### Task goal
The line containing "What's the underlying" marks the start of the required copy, which runs to the final line of the entries; return those lines exactly, without any pictures.

[Figure contents as structured data]

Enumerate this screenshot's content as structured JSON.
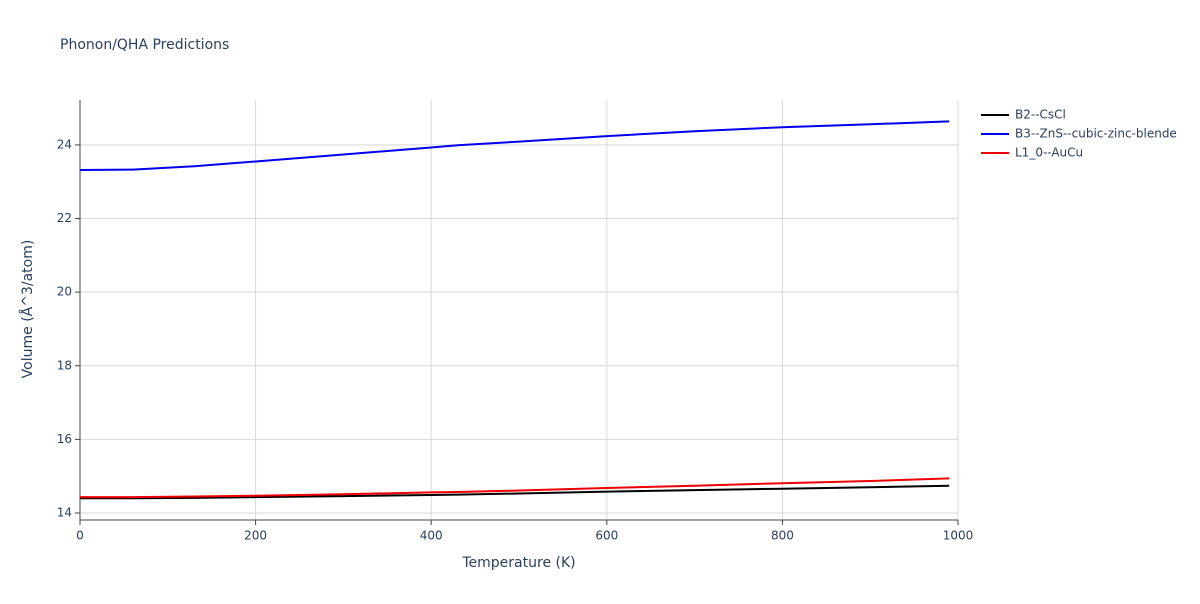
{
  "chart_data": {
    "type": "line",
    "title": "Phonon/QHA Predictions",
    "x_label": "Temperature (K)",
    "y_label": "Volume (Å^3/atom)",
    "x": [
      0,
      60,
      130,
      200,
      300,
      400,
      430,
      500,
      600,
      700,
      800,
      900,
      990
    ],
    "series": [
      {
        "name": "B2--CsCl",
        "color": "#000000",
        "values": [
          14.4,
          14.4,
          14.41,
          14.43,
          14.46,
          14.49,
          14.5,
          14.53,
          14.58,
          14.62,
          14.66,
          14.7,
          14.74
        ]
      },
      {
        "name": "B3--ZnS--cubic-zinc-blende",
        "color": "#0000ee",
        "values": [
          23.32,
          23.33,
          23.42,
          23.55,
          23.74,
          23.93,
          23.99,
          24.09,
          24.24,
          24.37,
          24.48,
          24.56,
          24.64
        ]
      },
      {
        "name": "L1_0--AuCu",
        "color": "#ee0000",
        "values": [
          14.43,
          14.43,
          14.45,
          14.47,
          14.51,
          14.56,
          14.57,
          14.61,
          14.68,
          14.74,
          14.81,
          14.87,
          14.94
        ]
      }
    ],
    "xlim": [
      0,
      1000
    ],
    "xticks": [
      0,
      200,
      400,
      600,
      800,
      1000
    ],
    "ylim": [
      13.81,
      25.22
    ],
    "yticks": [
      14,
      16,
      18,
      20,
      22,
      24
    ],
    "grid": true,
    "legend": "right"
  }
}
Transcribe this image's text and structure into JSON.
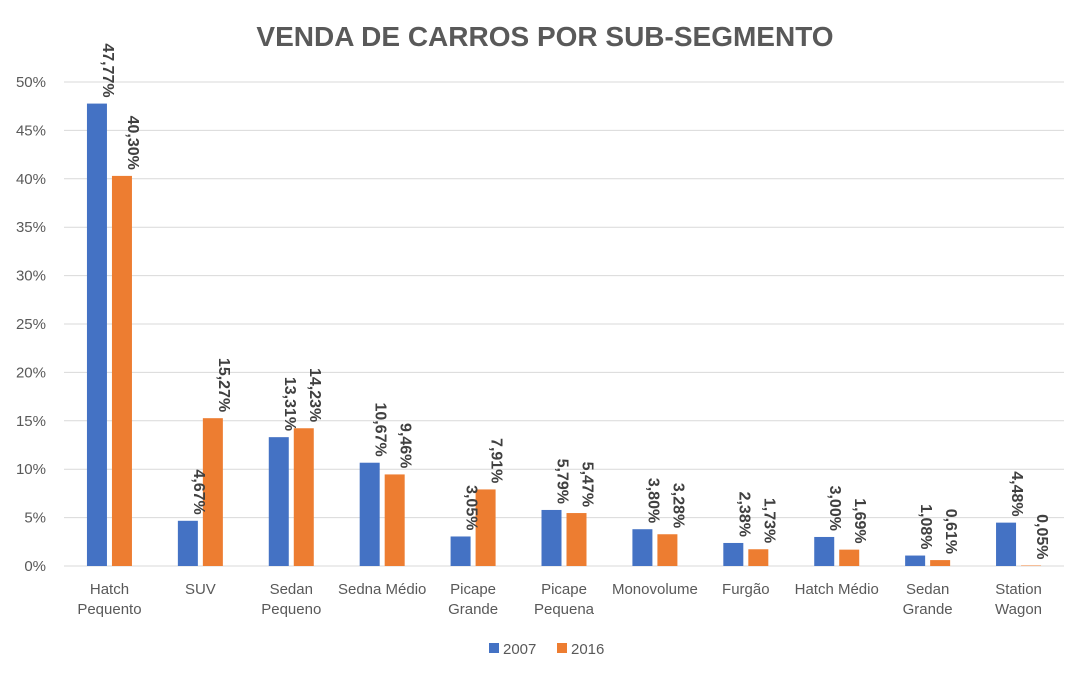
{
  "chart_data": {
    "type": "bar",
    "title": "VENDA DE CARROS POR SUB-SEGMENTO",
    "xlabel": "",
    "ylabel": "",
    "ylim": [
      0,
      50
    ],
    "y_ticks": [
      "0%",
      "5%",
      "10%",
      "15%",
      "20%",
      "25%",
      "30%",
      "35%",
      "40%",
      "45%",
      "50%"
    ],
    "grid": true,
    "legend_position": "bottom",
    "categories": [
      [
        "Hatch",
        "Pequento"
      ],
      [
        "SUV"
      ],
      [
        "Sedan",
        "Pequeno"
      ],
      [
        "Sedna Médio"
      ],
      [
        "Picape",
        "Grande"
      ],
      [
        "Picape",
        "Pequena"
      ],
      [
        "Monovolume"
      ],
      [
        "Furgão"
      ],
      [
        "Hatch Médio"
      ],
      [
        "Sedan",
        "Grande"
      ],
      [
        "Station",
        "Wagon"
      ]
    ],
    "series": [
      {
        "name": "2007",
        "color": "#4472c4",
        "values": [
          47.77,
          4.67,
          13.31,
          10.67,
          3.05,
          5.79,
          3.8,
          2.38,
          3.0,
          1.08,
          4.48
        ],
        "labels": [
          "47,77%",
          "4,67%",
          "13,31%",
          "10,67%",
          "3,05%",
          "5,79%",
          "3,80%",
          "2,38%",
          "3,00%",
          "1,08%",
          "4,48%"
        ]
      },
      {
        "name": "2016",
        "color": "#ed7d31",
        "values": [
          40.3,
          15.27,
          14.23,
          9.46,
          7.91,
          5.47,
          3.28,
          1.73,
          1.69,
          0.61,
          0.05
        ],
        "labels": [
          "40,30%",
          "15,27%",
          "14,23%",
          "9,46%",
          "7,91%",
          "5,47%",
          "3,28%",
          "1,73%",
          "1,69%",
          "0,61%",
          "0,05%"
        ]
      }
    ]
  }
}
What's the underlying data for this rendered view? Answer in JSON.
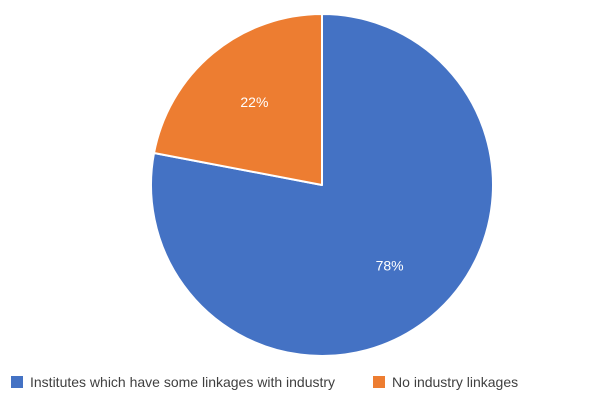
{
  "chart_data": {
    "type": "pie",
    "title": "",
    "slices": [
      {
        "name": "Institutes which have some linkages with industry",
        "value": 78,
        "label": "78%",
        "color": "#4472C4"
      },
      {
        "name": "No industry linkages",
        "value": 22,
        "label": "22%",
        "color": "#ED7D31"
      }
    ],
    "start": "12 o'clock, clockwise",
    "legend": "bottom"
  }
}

### Response to the exercise
What's the underlying data for this rendered view? Answer in JSON.
{
  "chart_data": {
    "type": "pie",
    "title": "",
    "slices": [
      {
        "name": "Institutes which have some linkages with industry",
        "value": 78,
        "label": "78%",
        "color": "#4472C4"
      },
      {
        "name": "No industry linkages",
        "value": 22,
        "label": "22%",
        "color": "#ED7D31"
      }
    ],
    "start": "12 o'clock, clockwise",
    "legend": "bottom"
  }
}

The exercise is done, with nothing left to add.